(Collected data)
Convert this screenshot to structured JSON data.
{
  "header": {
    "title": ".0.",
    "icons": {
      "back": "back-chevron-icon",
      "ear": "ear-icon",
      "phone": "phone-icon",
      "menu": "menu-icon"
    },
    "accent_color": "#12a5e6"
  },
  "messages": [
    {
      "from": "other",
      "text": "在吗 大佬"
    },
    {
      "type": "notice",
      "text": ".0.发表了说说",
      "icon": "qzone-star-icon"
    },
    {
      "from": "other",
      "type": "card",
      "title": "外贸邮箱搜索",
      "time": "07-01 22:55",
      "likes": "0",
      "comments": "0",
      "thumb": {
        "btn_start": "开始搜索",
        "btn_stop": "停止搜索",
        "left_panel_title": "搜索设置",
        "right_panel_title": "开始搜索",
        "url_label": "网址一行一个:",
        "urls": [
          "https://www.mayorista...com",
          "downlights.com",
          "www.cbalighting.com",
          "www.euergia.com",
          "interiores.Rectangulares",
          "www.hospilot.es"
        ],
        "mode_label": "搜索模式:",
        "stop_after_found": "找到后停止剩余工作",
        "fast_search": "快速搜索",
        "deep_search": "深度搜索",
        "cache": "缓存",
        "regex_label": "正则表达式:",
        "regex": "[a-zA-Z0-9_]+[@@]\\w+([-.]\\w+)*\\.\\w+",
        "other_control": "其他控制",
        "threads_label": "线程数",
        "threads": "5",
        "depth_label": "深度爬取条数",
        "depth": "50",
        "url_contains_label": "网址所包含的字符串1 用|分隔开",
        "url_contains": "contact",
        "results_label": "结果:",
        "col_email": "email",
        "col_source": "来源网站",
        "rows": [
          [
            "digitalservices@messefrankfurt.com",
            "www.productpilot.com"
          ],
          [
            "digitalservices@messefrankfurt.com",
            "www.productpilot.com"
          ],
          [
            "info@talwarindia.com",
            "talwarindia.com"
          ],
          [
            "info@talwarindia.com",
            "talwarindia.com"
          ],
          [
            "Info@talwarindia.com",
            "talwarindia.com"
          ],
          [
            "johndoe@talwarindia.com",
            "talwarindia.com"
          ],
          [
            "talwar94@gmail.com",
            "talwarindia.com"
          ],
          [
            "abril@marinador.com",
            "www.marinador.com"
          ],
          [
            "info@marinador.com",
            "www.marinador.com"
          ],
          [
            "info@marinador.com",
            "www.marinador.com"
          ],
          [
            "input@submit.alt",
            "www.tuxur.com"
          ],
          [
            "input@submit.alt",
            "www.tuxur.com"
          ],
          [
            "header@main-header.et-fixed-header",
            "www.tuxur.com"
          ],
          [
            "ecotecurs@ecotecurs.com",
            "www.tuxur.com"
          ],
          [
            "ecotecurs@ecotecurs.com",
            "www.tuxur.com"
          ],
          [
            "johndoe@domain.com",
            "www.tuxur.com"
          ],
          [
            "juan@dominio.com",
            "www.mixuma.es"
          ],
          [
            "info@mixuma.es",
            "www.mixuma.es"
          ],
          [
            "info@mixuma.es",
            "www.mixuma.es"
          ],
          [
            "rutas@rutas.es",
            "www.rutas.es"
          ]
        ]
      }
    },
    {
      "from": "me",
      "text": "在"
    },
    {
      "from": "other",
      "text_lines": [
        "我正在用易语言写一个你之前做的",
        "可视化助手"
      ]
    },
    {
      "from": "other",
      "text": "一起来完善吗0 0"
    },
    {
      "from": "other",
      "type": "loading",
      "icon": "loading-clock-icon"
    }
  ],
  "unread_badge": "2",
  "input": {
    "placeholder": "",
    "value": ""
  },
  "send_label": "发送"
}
---
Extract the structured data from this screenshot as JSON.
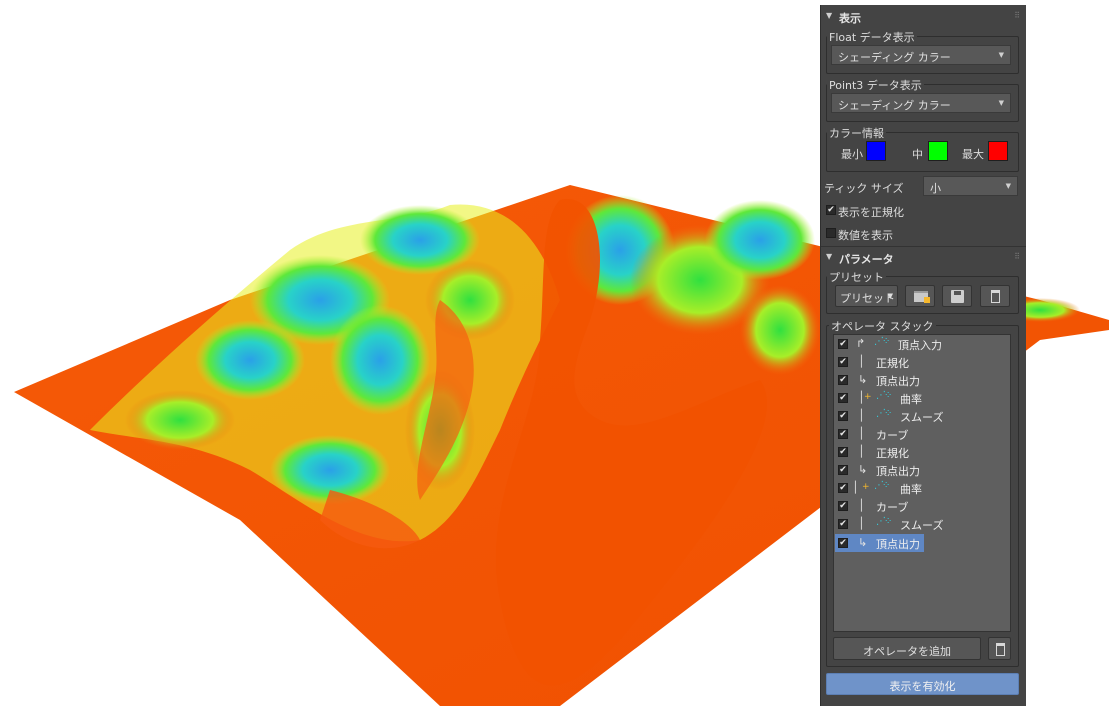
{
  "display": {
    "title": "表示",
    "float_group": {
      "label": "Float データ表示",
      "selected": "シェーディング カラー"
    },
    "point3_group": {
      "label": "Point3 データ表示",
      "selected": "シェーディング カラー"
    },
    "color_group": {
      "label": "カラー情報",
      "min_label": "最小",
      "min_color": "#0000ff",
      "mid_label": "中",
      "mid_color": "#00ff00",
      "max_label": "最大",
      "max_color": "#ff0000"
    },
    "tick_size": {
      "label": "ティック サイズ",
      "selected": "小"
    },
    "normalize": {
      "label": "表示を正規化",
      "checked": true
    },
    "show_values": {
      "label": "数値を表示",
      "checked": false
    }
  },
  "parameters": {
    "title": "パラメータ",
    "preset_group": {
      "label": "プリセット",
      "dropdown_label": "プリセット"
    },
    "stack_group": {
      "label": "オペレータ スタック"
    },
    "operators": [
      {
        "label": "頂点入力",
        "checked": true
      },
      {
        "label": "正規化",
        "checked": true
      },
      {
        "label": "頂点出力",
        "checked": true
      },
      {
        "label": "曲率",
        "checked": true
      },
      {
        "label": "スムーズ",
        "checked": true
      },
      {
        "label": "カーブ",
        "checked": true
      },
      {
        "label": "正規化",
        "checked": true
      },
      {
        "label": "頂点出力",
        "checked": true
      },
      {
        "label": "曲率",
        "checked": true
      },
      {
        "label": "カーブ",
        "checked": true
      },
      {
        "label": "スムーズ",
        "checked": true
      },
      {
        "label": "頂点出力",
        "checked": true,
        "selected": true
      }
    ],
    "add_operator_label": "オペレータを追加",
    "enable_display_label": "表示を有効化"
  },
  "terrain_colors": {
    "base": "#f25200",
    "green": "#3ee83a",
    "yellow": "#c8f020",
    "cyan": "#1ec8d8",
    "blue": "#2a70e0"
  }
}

◆ Written problem ◆
Show the lines of the records that contain the word "structured".

◆ Complete answer ◆
Convert this screenshot to structured JSON data.
Extract the structured data from this screenshot as JSON.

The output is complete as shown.